__WHAT NEEDS TO BE DONE__
Extract the records below word for word and ignore the images.

__MATERIALS PROVIDED__
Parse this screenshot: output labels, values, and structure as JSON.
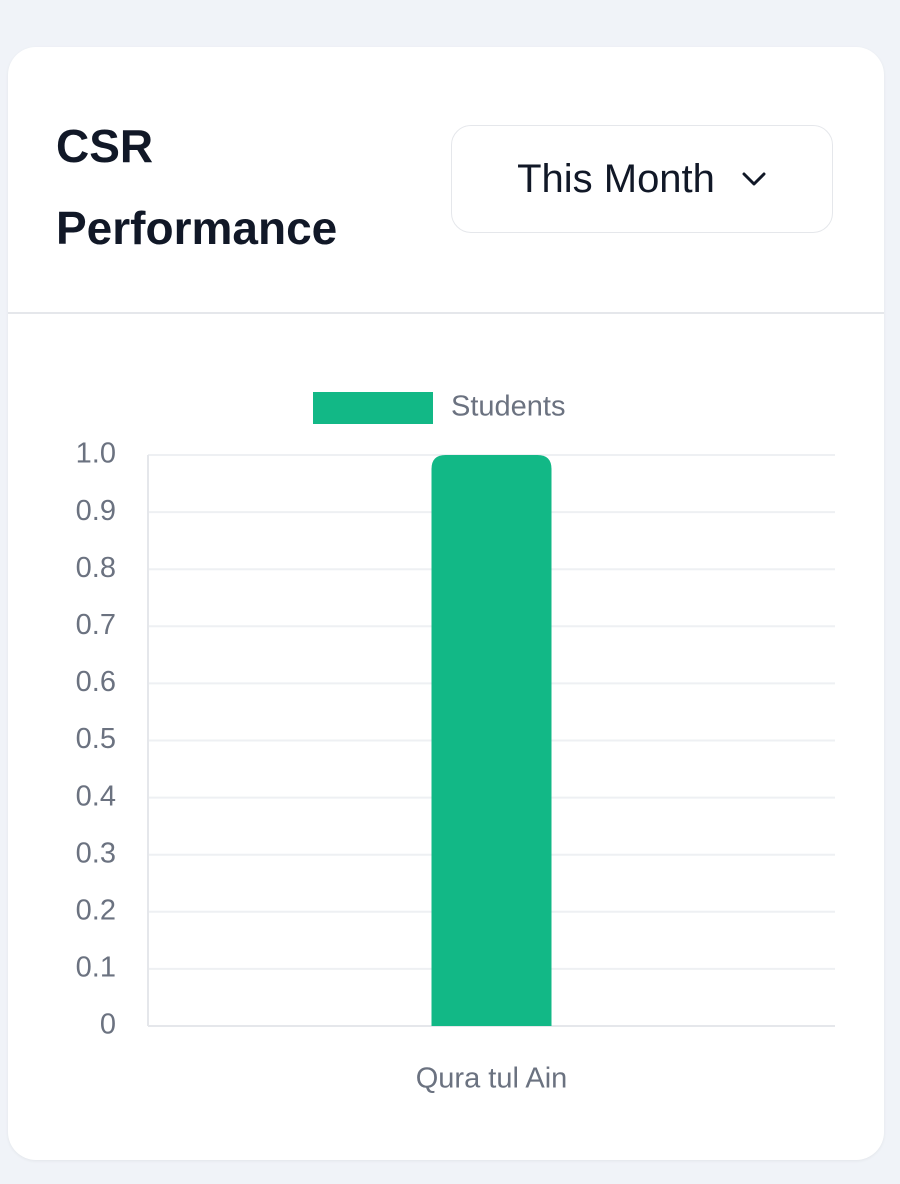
{
  "header": {
    "title": "CSR Performance",
    "dropdown": "This Month"
  },
  "chart_data": {
    "type": "bar",
    "categories": [
      "Qura tul Ain"
    ],
    "series": [
      {
        "name": "Students",
        "color": "#12b886",
        "values": [
          1
        ]
      }
    ],
    "ylim": [
      0,
      1
    ],
    "yticks": [
      0,
      0.1,
      0.2,
      0.3,
      0.4,
      0.5,
      0.6,
      0.7,
      0.8,
      0.9,
      {
        "value": 1,
        "label": "1.0"
      }
    ],
    "grid": true
  }
}
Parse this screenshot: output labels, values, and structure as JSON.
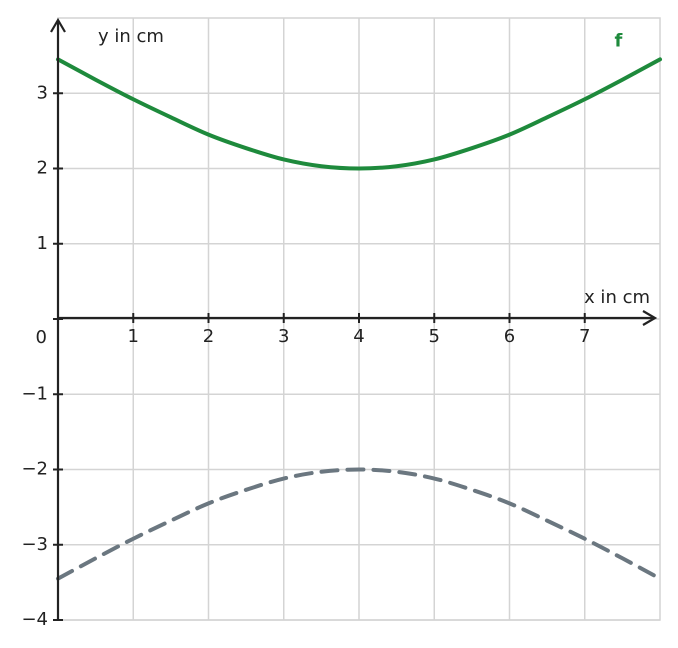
{
  "chart_data": {
    "type": "line",
    "x_label": "x in cm",
    "y_label": "y in cm",
    "x": [
      0,
      0.5,
      1,
      1.5,
      2,
      2.5,
      3,
      3.5,
      4,
      4.5,
      5,
      5.5,
      6,
      6.5,
      7,
      7.5,
      8
    ],
    "series": [
      {
        "name": "f",
        "color": "#1e8a3c",
        "dashed": false,
        "values": [
          3.45,
          3.18,
          2.92,
          2.68,
          2.45,
          2.27,
          2.12,
          2.03,
          2,
          2.03,
          2.12,
          2.27,
          2.45,
          2.68,
          2.92,
          3.18,
          3.45
        ]
      },
      {
        "color": "#6b7780",
        "dashed": true,
        "values": [
          -3.45,
          -3.18,
          -2.92,
          -2.68,
          -2.45,
          -2.27,
          -2.12,
          -2.03,
          -2,
          -2.03,
          -2.12,
          -2.27,
          -2.45,
          -2.68,
          -2.92,
          -3.18,
          -3.45
        ]
      }
    ],
    "xlim": [
      0,
      8
    ],
    "ylim": [
      -4,
      4
    ],
    "xticks": [
      1,
      2,
      3,
      4,
      5,
      6,
      7
    ],
    "yticks": [
      {
        "value": -4,
        "label": "−4"
      },
      {
        "value": -3,
        "label": "−3"
      },
      {
        "value": -2,
        "label": "−2"
      },
      {
        "value": -1,
        "label": "−1"
      },
      0,
      1,
      2,
      3
    ],
    "grid": true
  }
}
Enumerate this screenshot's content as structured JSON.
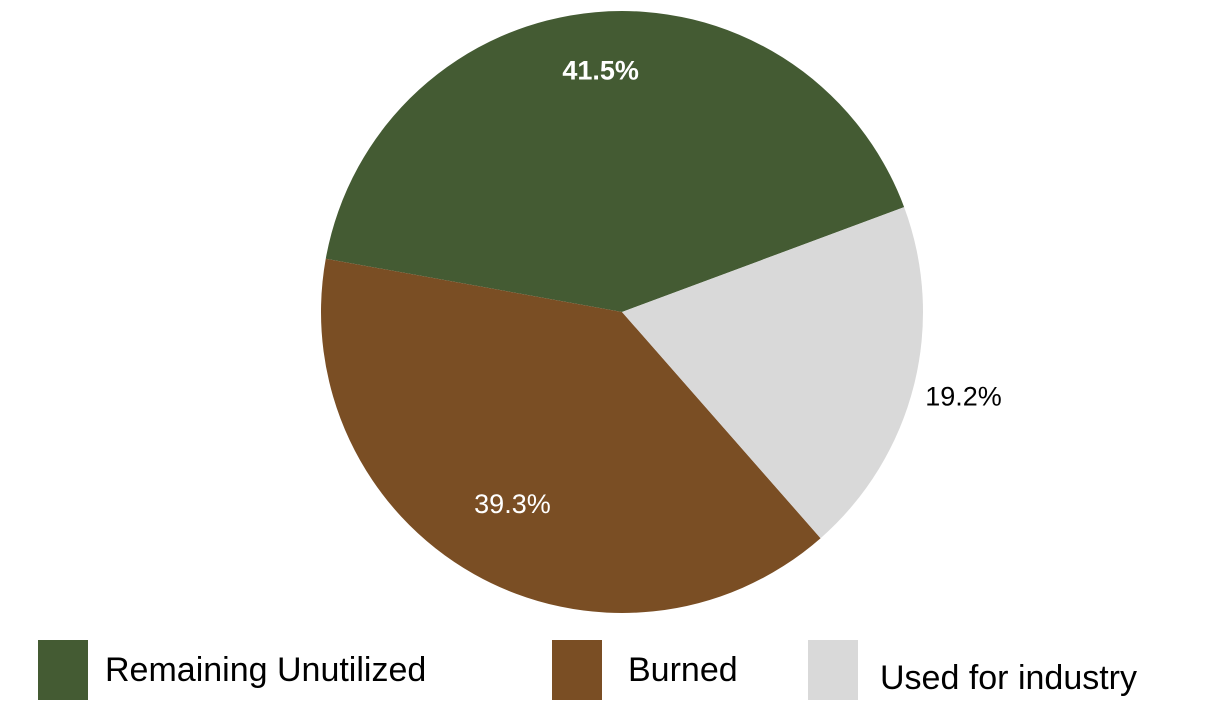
{
  "chart_data": {
    "type": "pie",
    "categories": [
      "Remaining Unutilized",
      "Burned",
      "Used for industry"
    ],
    "values": [
      41.5,
      39.3,
      19.2
    ],
    "value_labels": [
      "41.5%",
      "39.3%",
      "19.2%"
    ],
    "colors": [
      "#445b33",
      "#7a4e24",
      "#d9d9d9"
    ],
    "legend": "bottom"
  }
}
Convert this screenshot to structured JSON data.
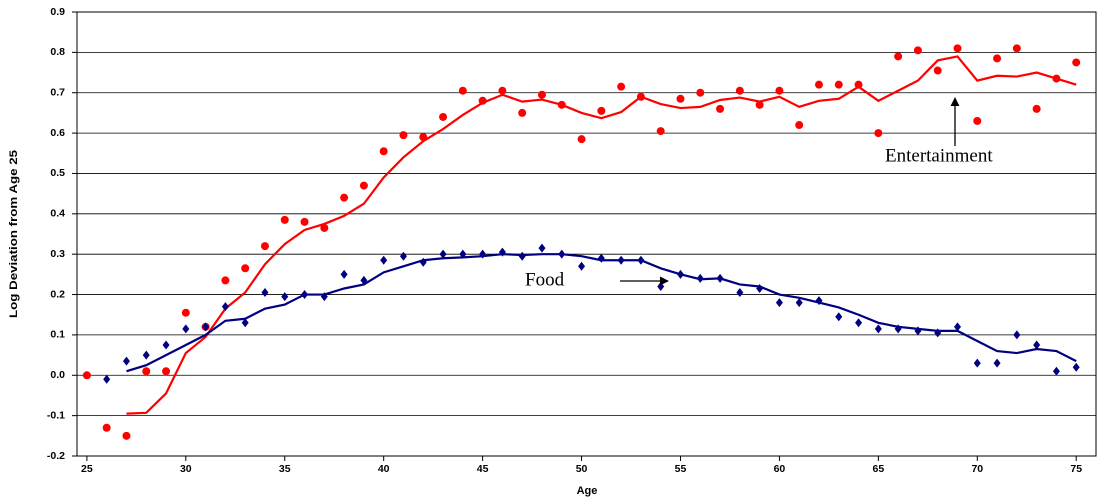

__RESULT FOR THIS TASK__
Parse this screenshot: output labels, values, and structure as JSON.
{
  "header": {
    "title": "CSR Performance",
    "dropdown": "This Month"
  },
  "chart_data": {
    "type": "bar",
    "categories": [
      "Qura tul Ain"
    ],
    "series": [
      {
        "name": "Students",
        "color": "#12b886",
        "values": [
          1
        ]
      }
    ],
    "ylim": [
      0,
      1
    ],
    "yticks": [
      0,
      0.1,
      0.2,
      0.3,
      0.4,
      0.5,
      0.6,
      0.7,
      0.8,
      0.9,
      {
        "value": 1,
        "label": "1.0"
      }
    ],
    "grid": true
  }
}
Parse this screenshot: output labels, values, and structure as JSON.
{
  "chart_data": {
    "type": "line",
    "x_label": "x in cm",
    "y_label": "y in cm",
    "x": [
      0,
      0.5,
      1,
      1.5,
      2,
      2.5,
      3,
      3.5,
      4,
      4.5,
      5,
      5.5,
      6,
      6.5,
      7,
      7.5,
      8
    ],
    "series": [
      {
        "name": "f",
        "color": "#1e8a3c",
        "dashed": false,
        "values": [
          3.45,
          3.18,
          2.92,
          2.68,
          2.45,
          2.27,
          2.12,
          2.03,
          2,
          2.03,
          2.12,
          2.27,
          2.45,
          2.68,
          2.92,
          3.18,
          3.45
        ]
      },
      {
        "color": "#6b7780",
        "dashed": true,
        "values": [
          -3.45,
          -3.18,
          -2.92,
          -2.68,
          -2.45,
          -2.27,
          -2.12,
          -2.03,
          -2,
          -2.03,
          -2.12,
          -2.27,
          -2.45,
          -2.68,
          -2.92,
          -3.18,
          -3.45
        ]
      }
    ],
    "xlim": [
      0,
      8
    ],
    "ylim": [
      -4,
      4
    ],
    "xticks": [
      1,
      2,
      3,
      4,
      5,
      6,
      7
    ],
    "yticks": [
      {
        "value": -4,
        "label": "−4"
      },
      {
        "value": -3,
        "label": "−3"
      },
      {
        "value": -2,
        "label": "−2"
      },
      {
        "value": -1,
        "label": "−1"
      },
      0,
      1,
      2,
      3
    ],
    "grid": true
  }
}
Enumerate this screenshot's content as structured JSON.
{
  "chart_data": {
    "type": "pie",
    "categories": [
      "Remaining Unutilized",
      "Burned",
      "Used for industry"
    ],
    "values": [
      41.5,
      39.3,
      19.2
    ],
    "value_labels": [
      "41.5%",
      "39.3%",
      "19.2%"
    ],
    "colors": [
      "#445b33",
      "#7a4e24",
      "#d9d9d9"
    ],
    "legend": "bottom"
  }
}
Convert this screenshot to structured JSON data.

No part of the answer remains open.